» **Requirements**
Retype everything in the listing, leaving each line exactly as it is.

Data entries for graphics
■ ■ ■ ■ ■ ■ ■

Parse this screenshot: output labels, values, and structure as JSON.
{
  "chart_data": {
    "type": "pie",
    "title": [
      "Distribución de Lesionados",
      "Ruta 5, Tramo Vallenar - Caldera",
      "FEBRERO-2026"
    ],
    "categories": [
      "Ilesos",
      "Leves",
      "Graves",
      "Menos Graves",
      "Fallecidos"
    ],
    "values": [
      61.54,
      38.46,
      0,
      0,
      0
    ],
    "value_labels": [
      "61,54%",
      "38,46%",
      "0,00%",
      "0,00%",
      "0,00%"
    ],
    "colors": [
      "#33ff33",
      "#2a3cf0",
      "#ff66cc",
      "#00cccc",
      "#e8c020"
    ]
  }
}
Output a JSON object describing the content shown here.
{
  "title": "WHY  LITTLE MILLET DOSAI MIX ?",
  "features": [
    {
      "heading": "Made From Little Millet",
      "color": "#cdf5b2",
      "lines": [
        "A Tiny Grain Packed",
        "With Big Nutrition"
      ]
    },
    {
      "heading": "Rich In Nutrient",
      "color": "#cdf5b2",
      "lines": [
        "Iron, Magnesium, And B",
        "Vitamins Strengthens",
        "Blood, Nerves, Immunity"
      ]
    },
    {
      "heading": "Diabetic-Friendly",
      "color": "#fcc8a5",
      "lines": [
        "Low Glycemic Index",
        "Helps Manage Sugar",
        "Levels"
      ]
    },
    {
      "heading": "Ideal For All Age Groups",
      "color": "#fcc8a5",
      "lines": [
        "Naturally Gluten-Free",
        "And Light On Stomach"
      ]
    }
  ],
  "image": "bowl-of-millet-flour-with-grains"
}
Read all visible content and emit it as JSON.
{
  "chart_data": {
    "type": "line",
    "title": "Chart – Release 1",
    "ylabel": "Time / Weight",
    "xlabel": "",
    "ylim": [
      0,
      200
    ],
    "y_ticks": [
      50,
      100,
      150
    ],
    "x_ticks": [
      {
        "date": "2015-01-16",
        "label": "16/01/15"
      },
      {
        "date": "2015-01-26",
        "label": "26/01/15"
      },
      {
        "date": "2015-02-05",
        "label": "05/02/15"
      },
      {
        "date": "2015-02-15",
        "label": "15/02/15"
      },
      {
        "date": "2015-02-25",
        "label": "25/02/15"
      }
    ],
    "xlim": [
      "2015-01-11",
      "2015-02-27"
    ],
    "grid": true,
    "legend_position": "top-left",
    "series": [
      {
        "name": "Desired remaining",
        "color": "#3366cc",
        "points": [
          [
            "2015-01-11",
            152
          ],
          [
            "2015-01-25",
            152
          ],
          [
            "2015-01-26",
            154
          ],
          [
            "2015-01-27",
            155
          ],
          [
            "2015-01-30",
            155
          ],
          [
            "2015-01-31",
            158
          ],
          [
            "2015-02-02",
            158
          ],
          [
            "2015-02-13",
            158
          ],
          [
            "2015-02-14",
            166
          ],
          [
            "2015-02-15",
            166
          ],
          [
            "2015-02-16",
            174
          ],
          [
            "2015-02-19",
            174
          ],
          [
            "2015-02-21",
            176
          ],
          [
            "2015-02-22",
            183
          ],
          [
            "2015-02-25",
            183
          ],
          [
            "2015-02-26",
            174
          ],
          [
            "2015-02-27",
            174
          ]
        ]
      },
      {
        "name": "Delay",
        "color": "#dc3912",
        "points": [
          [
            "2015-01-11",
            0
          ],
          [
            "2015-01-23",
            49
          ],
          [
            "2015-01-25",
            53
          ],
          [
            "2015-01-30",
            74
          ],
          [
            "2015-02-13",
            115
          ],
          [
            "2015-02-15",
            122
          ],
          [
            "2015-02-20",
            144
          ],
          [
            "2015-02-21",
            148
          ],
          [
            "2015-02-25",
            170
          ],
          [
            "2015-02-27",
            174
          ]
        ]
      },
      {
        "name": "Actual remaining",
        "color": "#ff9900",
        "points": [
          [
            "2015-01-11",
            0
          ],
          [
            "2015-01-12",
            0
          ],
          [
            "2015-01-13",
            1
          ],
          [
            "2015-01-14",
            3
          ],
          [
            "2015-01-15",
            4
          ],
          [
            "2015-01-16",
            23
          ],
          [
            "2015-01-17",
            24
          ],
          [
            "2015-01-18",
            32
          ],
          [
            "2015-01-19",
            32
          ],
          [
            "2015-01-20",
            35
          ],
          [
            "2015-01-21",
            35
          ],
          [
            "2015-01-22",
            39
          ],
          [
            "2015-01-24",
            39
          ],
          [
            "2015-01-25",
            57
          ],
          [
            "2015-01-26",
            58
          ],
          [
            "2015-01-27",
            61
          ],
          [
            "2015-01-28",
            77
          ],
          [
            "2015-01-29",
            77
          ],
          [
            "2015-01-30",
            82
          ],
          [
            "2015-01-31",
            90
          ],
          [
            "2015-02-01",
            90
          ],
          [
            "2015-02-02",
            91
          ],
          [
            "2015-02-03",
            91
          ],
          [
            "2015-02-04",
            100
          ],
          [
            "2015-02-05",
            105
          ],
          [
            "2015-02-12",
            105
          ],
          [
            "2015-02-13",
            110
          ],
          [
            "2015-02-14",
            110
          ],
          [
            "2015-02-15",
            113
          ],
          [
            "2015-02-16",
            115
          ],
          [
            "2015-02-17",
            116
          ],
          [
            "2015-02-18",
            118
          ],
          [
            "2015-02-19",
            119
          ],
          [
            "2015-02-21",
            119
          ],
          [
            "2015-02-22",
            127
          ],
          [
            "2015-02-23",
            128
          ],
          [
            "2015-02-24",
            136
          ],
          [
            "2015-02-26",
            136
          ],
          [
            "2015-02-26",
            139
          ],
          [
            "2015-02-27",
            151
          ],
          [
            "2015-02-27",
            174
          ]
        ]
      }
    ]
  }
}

■ ■ ■ ■ ■ ■ ■

» **Worked answer**
Parse this screenshot: output labels, values, and structure as JSON.
{
  "chart_data": {
    "type": "pie",
    "title": [
      "Distribución de Lesionados",
      "Ruta 5, Tramo Vallenar - Caldera",
      "FEBRERO-2026"
    ],
    "categories": [
      "Ilesos",
      "Leves",
      "Graves",
      "Menos Graves",
      "Fallecidos"
    ],
    "values": [
      61.54,
      38.46,
      0,
      0,
      0
    ],
    "value_labels": [
      "61,54%",
      "38,46%",
      "0,00%",
      "0,00%",
      "0,00%"
    ],
    "colors": [
      "#33ff33",
      "#2a3cf0",
      "#ff66cc",
      "#00cccc",
      "#e8c020"
    ]
  }
}
Output a JSON object describing the content shown here.
{
  "title": "WHY  LITTLE MILLET DOSAI MIX ?",
  "features": [
    {
      "heading": "Made From Little Millet",
      "color": "#cdf5b2",
      "lines": [
        "A Tiny Grain Packed",
        "With Big Nutrition"
      ]
    },
    {
      "heading": "Rich In Nutrient",
      "color": "#cdf5b2",
      "lines": [
        "Iron, Magnesium, And B",
        "Vitamins Strengthens",
        "Blood, Nerves, Immunity"
      ]
    },
    {
      "heading": "Diabetic-Friendly",
      "color": "#fcc8a5",
      "lines": [
        "Low Glycemic Index",
        "Helps Manage Sugar",
        "Levels"
      ]
    },
    {
      "heading": "Ideal For All Age Groups",
      "color": "#fcc8a5",
      "lines": [
        "Naturally Gluten-Free",
        "And Light On Stomach"
      ]
    }
  ],
  "image": "bowl-of-millet-flour-with-grains"
}
Read all visible content and emit it as JSON.
{
  "chart_data": {
    "type": "line",
    "title": "Chart – Release 1",
    "ylabel": "Time / Weight",
    "xlabel": "",
    "ylim": [
      0,
      200
    ],
    "y_ticks": [
      50,
      100,
      150
    ],
    "x_ticks": [
      {
        "date": "2015-01-16",
        "label": "16/01/15"
      },
      {
        "date": "2015-01-26",
        "label": "26/01/15"
      },
      {
        "date": "2015-02-05",
        "label": "05/02/15"
      },
      {
        "date": "2015-02-15",
        "label": "15/02/15"
      },
      {
        "date": "2015-02-25",
        "label": "25/02/15"
      }
    ],
    "xlim": [
      "2015-01-11",
      "2015-02-27"
    ],
    "grid": true,
    "legend_position": "top-left",
    "series": [
      {
        "name": "Desired remaining",
        "color": "#3366cc",
        "points": [
          [
            "2015-01-11",
            152
          ],
          [
            "2015-01-25",
            152
          ],
          [
            "2015-01-26",
            154
          ],
          [
            "2015-01-27",
            155
          ],
          [
            "2015-01-30",
            155
          ],
          [
            "2015-01-31",
            158
          ],
          [
            "2015-02-02",
            158
          ],
          [
            "2015-02-13",
            158
          ],
          [
            "2015-02-14",
            166
          ],
          [
            "2015-02-15",
            166
          ],
          [
            "2015-02-16",
            174
          ],
          [
            "2015-02-19",
            174
          ],
          [
            "2015-02-21",
            176
          ],
          [
            "2015-02-22",
            183
          ],
          [
            "2015-02-25",
            183
          ],
          [
            "2015-02-26",
            174
          ],
          [
            "2015-02-27",
            174
          ]
        ]
      },
      {
        "name": "Delay",
        "color": "#dc3912",
        "points": [
          [
            "2015-01-11",
            0
          ],
          [
            "2015-01-23",
            49
          ],
          [
            "2015-01-25",
            53
          ],
          [
            "2015-01-30",
            74
          ],
          [
            "2015-02-13",
            115
          ],
          [
            "2015-02-15",
            122
          ],
          [
            "2015-02-20",
            144
          ],
          [
            "2015-02-21",
            148
          ],
          [
            "2015-02-25",
            170
          ],
          [
            "2015-02-27",
            174
          ]
        ]
      },
      {
        "name": "Actual remaining",
        "color": "#ff9900",
        "points": [
          [
            "2015-01-11",
            0
          ],
          [
            "2015-01-12",
            0
          ],
          [
            "2015-01-13",
            1
          ],
          [
            "2015-01-14",
            3
          ],
          [
            "2015-01-15",
            4
          ],
          [
            "2015-01-16",
            23
          ],
          [
            "2015-01-17",
            24
          ],
          [
            "2015-01-18",
            32
          ],
          [
            "2015-01-19",
            32
          ],
          [
            "2015-01-20",
            35
          ],
          [
            "2015-01-21",
            35
          ],
          [
            "2015-01-22",
            39
          ],
          [
            "2015-01-24",
            39
          ],
          [
            "2015-01-25",
            57
          ],
          [
            "2015-01-26",
            58
          ],
          [
            "2015-01-27",
            61
          ],
          [
            "2015-01-28",
            77
          ],
          [
            "2015-01-29",
            77
          ],
          [
            "2015-01-30",
            82
          ],
          [
            "2015-01-31",
            90
          ],
          [
            "2015-02-01",
            90
          ],
          [
            "2015-02-02",
            91
          ],
          [
            "2015-02-03",
            91
          ],
          [
            "2015-02-04",
            100
          ],
          [
            "2015-02-05",
            105
          ],
          [
            "2015-02-12",
            105
          ],
          [
            "2015-02-13",
            110
          ],
          [
            "2015-02-14",
            110
          ],
          [
            "2015-02-15",
            113
          ],
          [
            "2015-02-16",
            115
          ],
          [
            "2015-02-17",
            116
          ],
          [
            "2015-02-18",
            118
          ],
          [
            "2015-02-19",
            119
          ],
          [
            "2015-02-21",
            119
          ],
          [
            "2015-02-22",
            127
          ],
          [
            "2015-02-23",
            128
          ],
          [
            "2015-02-24",
            136
          ],
          [
            "2015-02-26",
            136
          ],
          [
            "2015-02-26",
            139
          ],
          [
            "2015-02-27",
            151
          ],
          [
            "2015-02-27",
            174
          ]
        ]
      }
    ]
  }
}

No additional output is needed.